### Items from a data source
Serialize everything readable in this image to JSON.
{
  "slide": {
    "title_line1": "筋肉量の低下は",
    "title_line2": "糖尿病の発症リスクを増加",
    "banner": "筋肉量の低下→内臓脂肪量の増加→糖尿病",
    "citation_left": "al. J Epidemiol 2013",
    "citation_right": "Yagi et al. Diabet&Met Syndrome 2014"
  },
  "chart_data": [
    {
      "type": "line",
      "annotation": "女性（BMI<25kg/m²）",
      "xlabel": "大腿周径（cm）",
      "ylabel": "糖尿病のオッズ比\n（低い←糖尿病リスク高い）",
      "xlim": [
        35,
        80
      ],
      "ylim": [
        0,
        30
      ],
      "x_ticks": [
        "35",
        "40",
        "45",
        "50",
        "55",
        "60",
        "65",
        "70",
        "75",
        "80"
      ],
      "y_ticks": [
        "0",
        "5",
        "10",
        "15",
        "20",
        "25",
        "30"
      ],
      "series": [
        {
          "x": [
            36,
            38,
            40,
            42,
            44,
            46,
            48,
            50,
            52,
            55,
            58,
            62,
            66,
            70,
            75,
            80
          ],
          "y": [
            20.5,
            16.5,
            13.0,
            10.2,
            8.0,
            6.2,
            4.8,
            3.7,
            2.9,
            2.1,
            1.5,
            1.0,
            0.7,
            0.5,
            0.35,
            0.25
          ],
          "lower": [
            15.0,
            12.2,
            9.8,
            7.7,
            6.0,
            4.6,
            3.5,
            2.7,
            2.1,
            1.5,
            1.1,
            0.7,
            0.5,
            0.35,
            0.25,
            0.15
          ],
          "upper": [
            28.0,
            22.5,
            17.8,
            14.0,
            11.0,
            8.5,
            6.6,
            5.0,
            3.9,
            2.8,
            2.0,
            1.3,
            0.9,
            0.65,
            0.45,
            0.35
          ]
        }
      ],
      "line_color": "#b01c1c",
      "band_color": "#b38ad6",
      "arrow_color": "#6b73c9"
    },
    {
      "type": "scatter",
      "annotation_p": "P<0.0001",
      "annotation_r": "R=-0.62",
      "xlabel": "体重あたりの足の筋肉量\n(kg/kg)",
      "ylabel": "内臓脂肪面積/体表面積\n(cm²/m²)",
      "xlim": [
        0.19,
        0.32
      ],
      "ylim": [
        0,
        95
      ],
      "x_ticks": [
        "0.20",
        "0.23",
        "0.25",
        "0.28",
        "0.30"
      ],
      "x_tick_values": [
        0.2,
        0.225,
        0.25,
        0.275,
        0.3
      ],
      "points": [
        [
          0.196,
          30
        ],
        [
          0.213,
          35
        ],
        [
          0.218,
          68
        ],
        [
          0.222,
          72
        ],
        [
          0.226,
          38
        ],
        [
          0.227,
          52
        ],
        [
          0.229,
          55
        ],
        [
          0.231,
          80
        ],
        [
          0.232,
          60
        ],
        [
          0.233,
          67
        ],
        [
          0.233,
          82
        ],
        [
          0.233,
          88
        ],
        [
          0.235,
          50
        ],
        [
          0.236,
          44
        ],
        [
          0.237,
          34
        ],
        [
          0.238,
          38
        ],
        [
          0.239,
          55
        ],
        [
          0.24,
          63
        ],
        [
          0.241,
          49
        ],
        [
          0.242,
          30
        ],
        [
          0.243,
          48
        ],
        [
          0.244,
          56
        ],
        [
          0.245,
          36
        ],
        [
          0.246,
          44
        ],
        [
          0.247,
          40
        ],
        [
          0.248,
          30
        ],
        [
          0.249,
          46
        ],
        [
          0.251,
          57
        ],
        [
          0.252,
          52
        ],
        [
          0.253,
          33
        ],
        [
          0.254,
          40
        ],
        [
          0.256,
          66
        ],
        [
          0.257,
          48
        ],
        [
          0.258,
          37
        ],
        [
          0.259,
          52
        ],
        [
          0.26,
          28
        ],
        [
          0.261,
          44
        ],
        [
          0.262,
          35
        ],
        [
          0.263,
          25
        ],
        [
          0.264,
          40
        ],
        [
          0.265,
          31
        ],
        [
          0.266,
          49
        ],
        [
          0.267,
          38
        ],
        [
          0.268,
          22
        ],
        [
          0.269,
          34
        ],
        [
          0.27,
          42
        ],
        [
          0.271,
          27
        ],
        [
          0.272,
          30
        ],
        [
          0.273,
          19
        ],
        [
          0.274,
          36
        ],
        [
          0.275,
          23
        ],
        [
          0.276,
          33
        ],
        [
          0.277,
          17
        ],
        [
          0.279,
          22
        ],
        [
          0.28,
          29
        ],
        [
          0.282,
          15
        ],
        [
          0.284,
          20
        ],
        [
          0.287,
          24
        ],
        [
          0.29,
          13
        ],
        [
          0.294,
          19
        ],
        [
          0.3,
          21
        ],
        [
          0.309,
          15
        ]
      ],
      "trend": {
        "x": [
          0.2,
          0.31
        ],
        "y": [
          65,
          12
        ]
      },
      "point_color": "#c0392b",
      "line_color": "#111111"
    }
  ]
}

### WORK TO BE COMPLETED
Extract from the data every line where "ylabel" shows up.

### FINAL RESULT
      "ylabel": "糖尿病のオッズ比\n（低い←糖尿病リスク高い）",
      "ylabel": "内臓脂肪面積/体表面積\n(cm²/m²)",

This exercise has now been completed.